↓↓↓

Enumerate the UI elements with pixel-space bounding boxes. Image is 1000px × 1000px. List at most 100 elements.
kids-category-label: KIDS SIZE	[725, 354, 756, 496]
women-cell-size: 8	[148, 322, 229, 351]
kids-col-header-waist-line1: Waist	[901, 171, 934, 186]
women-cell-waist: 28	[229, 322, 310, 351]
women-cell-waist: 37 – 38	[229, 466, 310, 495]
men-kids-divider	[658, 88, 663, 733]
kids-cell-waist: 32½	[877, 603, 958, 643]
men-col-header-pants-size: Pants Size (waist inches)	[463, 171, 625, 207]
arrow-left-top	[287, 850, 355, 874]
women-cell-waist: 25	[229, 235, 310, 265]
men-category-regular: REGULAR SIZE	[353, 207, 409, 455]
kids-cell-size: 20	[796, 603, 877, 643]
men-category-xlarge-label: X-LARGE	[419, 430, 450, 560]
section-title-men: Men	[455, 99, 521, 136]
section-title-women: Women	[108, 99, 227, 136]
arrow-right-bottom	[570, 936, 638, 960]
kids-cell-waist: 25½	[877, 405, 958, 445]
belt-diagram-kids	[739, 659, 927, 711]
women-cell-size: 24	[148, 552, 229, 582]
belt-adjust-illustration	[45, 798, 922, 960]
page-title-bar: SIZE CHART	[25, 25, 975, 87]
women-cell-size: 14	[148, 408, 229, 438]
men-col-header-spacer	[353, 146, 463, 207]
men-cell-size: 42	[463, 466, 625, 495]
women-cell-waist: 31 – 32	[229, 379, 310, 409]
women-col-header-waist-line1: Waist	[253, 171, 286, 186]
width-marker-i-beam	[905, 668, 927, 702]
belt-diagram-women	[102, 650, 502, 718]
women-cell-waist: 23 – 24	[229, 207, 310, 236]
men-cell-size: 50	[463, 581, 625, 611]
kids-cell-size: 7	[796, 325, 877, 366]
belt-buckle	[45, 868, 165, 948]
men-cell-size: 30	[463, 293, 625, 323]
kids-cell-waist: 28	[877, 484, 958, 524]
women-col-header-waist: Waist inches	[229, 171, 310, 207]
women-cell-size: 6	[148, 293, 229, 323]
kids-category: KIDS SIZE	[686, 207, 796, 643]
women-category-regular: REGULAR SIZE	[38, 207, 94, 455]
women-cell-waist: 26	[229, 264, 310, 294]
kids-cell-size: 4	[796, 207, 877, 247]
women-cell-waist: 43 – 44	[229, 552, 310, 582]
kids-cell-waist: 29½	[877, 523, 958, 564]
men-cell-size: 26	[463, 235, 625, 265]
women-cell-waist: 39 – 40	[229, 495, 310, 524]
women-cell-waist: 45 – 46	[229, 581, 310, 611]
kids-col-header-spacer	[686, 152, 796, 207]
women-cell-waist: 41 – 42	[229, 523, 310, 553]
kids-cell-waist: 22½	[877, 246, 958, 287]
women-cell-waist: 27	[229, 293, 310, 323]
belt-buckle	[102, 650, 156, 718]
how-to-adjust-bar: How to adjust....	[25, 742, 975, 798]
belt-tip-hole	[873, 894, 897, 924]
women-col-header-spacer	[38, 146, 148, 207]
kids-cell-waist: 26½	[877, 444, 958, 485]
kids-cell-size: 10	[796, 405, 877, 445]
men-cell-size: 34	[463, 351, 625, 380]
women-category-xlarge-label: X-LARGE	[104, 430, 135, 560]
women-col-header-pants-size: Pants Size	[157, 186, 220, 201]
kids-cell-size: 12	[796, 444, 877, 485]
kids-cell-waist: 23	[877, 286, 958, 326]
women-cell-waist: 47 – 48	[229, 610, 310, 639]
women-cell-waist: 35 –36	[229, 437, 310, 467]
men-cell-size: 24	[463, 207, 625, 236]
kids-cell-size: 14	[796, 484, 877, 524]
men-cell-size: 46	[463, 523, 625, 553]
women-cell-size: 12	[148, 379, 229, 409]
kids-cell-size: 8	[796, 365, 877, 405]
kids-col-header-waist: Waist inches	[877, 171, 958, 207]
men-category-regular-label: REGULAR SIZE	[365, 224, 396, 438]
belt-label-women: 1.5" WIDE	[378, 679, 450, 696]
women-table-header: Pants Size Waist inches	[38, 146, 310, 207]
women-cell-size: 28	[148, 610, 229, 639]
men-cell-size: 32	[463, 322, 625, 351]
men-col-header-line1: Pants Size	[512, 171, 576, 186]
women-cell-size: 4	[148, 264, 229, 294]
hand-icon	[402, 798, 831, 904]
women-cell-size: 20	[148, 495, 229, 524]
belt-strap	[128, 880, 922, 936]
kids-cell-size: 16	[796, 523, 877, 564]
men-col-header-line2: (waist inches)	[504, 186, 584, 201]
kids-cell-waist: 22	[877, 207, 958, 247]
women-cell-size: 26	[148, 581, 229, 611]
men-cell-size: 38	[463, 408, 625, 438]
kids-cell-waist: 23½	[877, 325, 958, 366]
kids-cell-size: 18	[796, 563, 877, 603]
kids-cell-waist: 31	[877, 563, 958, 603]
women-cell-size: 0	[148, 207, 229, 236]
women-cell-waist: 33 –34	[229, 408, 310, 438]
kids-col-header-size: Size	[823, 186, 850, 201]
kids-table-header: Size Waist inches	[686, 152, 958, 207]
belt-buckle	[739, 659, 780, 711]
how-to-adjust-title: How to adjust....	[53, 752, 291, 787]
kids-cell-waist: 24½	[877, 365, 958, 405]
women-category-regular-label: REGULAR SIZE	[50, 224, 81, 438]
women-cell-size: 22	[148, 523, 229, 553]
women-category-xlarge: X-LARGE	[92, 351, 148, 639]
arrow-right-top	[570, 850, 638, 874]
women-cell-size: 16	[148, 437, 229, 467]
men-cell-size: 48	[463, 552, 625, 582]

↑↑↑

◆ **Work to be completed**:
Please rewrite the records above with "belt-buckle" swapped for "buckle-icon" and everything else unchanged.

◆ **Exercise result**:
Enumerate the UI elements with pixel-space bounding boxes. Image is 1000px × 1000px. List at most 100 elements.
kids-category-label: KIDS SIZE	[725, 354, 756, 496]
women-cell-size: 8	[148, 322, 229, 351]
kids-col-header-waist-line1: Waist	[901, 171, 934, 186]
women-cell-waist: 28	[229, 322, 310, 351]
women-cell-waist: 37 – 38	[229, 466, 310, 495]
men-kids-divider	[658, 88, 663, 733]
kids-cell-waist: 32½	[877, 603, 958, 643]
men-col-header-pants-size: Pants Size (waist inches)	[463, 171, 625, 207]
arrow-left-top	[287, 850, 355, 874]
women-cell-waist: 25	[229, 235, 310, 265]
men-category-regular: REGULAR SIZE	[353, 207, 409, 455]
kids-cell-size: 20	[796, 603, 877, 643]
men-category-xlarge-label: X-LARGE	[419, 430, 450, 560]
section-title-men: Men	[455, 99, 521, 136]
section-title-women: Women	[108, 99, 227, 136]
arrow-right-bottom	[570, 936, 638, 960]
kids-cell-waist: 25½	[877, 405, 958, 445]
belt-diagram-kids	[739, 659, 927, 711]
women-cell-size: 24	[148, 552, 229, 582]
belt-adjust-illustration	[45, 798, 922, 960]
page-title-bar: SIZE CHART	[25, 25, 975, 87]
women-cell-size: 14	[148, 408, 229, 438]
men-col-header-spacer	[353, 146, 463, 207]
men-cell-size: 42	[463, 466, 625, 495]
women-cell-waist: 31 – 32	[229, 379, 310, 409]
women-col-header-waist-line1: Waist	[253, 171, 286, 186]
width-marker-i-beam	[905, 668, 927, 702]
belt-diagram-women	[102, 650, 502, 718]
women-cell-waist: 23 – 24	[229, 207, 310, 236]
men-cell-size: 50	[463, 581, 625, 611]
kids-cell-size: 7	[796, 325, 877, 366]
buckle-icon	[45, 868, 165, 948]
men-cell-size: 30	[463, 293, 625, 323]
kids-cell-waist: 28	[877, 484, 958, 524]
women-col-header-waist: Waist inches	[229, 171, 310, 207]
women-cell-size: 6	[148, 293, 229, 323]
kids-category: KIDS SIZE	[686, 207, 796, 643]
women-category-regular: REGULAR SIZE	[38, 207, 94, 455]
women-cell-waist: 26	[229, 264, 310, 294]
kids-cell-size: 4	[796, 207, 877, 247]
women-cell-waist: 43 – 44	[229, 552, 310, 582]
kids-cell-waist: 29½	[877, 523, 958, 564]
men-cell-size: 26	[463, 235, 625, 265]
women-cell-waist: 39 – 40	[229, 495, 310, 524]
women-cell-waist: 45 – 46	[229, 581, 310, 611]
kids-col-header-spacer	[686, 152, 796, 207]
women-cell-waist: 41 – 42	[229, 523, 310, 553]
kids-cell-waist: 22½	[877, 246, 958, 287]
women-cell-waist: 27	[229, 293, 310, 323]
buckle-icon	[102, 650, 156, 718]
how-to-adjust-bar: How to adjust....	[25, 742, 975, 798]
belt-tip-hole	[873, 894, 897, 924]
women-col-header-spacer	[38, 146, 148, 207]
kids-cell-waist: 26½	[877, 444, 958, 485]
kids-cell-size: 10	[796, 405, 877, 445]
men-cell-size: 34	[463, 351, 625, 380]
women-category-xlarge-label: X-LARGE	[104, 430, 135, 560]
women-col-header-pants-size: Pants Size	[157, 186, 220, 201]
kids-cell-size: 12	[796, 444, 877, 485]
kids-cell-waist: 23	[877, 286, 958, 326]
women-cell-waist: 47 – 48	[229, 610, 310, 639]
women-cell-waist: 35 –36	[229, 437, 310, 467]
men-cell-size: 24	[463, 207, 625, 236]
kids-cell-size: 14	[796, 484, 877, 524]
men-cell-size: 46	[463, 523, 625, 553]
women-cell-size: 12	[148, 379, 229, 409]
kids-cell-size: 8	[796, 365, 877, 405]
kids-col-header-waist: Waist inches	[877, 171, 958, 207]
men-category-regular-label: REGULAR SIZE	[365, 224, 396, 438]
belt-label-women: 1.5" WIDE	[378, 679, 450, 696]
women-table-header: Pants Size Waist inches	[38, 146, 310, 207]
women-cell-size: 28	[148, 610, 229, 639]
men-cell-size: 32	[463, 322, 625, 351]
men-col-header-line1: Pants Size	[512, 171, 576, 186]
women-cell-size: 4	[148, 264, 229, 294]
hand-icon	[402, 798, 831, 904]
women-cell-size: 20	[148, 495, 229, 524]
belt-strap	[128, 880, 922, 936]
kids-cell-size: 16	[796, 523, 877, 564]
men-col-header-line2: (waist inches)	[504, 186, 584, 201]
kids-cell-waist: 22	[877, 207, 958, 247]
women-cell-size: 26	[148, 581, 229, 611]
men-cell-size: 38	[463, 408, 625, 438]
kids-cell-waist: 23½	[877, 325, 958, 366]
kids-cell-size: 18	[796, 563, 877, 603]
kids-cell-waist: 31	[877, 563, 958, 603]
women-cell-size: 0	[148, 207, 229, 236]
women-cell-waist: 33 –34	[229, 408, 310, 438]
kids-col-header-size: Size	[823, 186, 850, 201]
kids-table-header: Size Waist inches	[686, 152, 958, 207]
buckle-icon	[739, 659, 780, 711]
how-to-adjust-title: How to adjust....	[53, 752, 291, 787]
kids-cell-waist: 24½	[877, 365, 958, 405]
women-category-regular-label: REGULAR SIZE	[50, 224, 81, 438]
women-cell-size: 22	[148, 523, 229, 553]
women-category-xlarge: X-LARGE	[92, 351, 148, 639]
arrow-right-top	[570, 850, 638, 874]
women-cell-size: 16	[148, 437, 229, 467]
men-cell-size: 48	[463, 552, 625, 582]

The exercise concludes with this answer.